▶ [Given instruction] Go through the entries below and count the lines holding the word "Fish". Reply with only the number, please.

▶ [Data records]
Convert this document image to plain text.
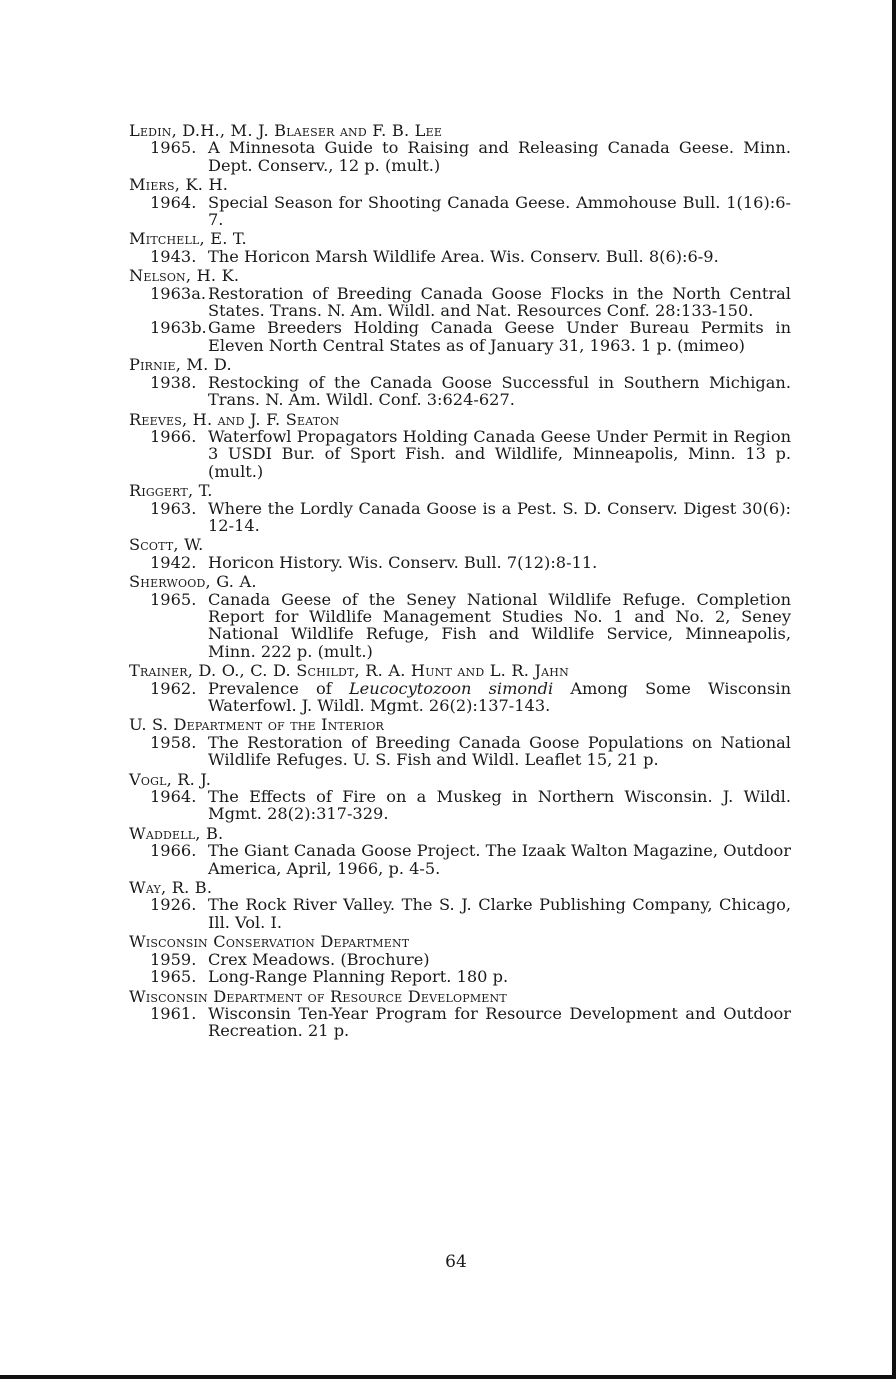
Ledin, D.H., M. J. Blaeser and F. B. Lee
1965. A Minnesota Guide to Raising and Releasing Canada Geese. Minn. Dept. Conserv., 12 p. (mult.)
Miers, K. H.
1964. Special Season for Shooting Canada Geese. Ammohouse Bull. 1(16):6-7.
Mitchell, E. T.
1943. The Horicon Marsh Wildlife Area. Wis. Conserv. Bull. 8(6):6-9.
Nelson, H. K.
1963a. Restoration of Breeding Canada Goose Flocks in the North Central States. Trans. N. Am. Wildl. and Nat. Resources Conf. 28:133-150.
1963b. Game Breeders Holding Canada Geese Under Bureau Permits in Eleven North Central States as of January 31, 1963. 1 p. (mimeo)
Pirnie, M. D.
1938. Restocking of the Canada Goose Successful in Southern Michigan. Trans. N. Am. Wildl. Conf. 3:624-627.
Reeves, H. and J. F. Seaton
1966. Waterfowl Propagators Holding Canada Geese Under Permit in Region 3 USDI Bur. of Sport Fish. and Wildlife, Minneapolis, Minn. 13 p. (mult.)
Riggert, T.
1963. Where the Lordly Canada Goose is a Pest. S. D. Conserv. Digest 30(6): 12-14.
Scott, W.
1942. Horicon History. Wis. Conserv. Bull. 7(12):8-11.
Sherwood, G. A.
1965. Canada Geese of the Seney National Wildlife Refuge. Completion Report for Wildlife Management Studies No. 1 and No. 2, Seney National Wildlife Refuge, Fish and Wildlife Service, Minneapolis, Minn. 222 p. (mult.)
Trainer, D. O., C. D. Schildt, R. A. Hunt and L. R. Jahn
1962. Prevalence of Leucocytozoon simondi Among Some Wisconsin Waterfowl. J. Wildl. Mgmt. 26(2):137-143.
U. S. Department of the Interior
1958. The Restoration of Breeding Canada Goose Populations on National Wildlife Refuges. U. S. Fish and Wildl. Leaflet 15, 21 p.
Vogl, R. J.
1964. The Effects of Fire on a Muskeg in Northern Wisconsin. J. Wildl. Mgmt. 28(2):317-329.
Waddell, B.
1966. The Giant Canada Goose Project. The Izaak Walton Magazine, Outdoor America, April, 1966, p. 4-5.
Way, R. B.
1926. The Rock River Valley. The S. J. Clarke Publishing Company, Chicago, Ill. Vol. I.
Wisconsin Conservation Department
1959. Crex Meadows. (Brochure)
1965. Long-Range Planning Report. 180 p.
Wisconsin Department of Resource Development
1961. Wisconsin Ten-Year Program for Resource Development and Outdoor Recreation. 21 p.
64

---

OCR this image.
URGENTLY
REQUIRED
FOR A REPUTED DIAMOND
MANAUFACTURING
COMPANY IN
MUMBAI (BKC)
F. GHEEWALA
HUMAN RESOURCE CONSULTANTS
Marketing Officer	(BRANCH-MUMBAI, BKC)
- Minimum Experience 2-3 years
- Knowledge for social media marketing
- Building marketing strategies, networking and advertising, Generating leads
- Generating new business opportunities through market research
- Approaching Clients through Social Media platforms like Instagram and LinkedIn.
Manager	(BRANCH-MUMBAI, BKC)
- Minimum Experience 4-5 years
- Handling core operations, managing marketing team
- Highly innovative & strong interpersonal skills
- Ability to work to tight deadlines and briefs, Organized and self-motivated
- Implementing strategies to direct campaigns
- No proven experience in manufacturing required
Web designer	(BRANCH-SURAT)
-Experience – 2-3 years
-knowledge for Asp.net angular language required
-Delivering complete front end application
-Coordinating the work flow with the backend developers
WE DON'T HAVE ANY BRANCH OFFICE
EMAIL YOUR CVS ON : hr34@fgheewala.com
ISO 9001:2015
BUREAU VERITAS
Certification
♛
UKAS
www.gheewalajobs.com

==

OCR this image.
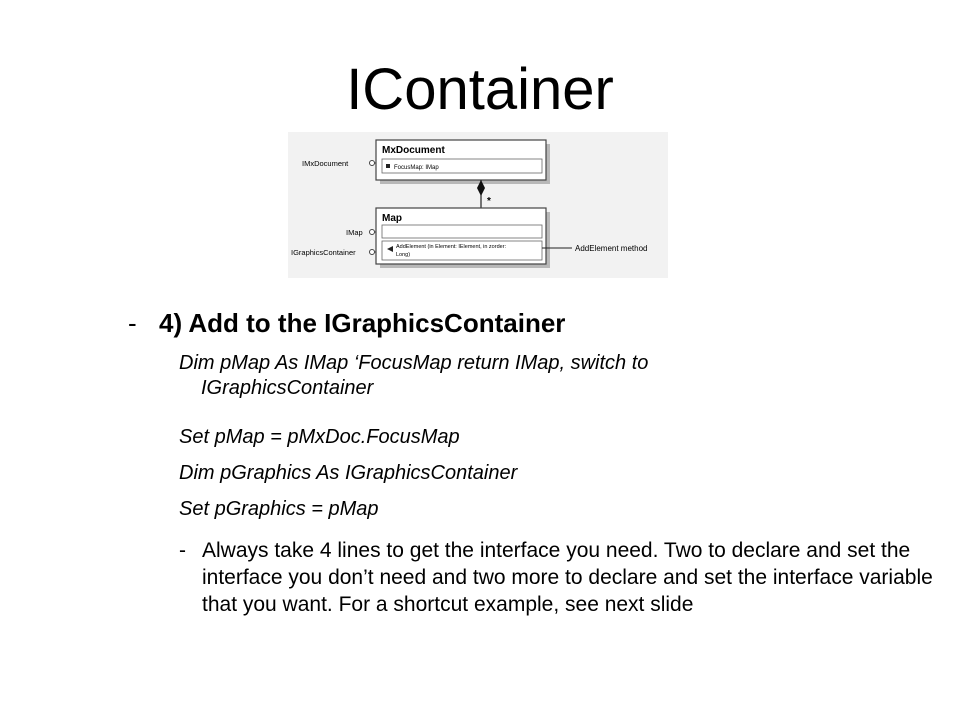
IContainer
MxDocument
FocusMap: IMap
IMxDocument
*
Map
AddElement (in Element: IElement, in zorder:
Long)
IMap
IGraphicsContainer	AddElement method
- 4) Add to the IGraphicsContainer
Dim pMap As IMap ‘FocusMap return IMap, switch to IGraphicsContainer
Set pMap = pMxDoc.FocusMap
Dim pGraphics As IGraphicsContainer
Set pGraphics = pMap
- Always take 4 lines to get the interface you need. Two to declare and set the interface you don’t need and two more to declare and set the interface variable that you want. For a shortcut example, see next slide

▶ [Expected answer] 3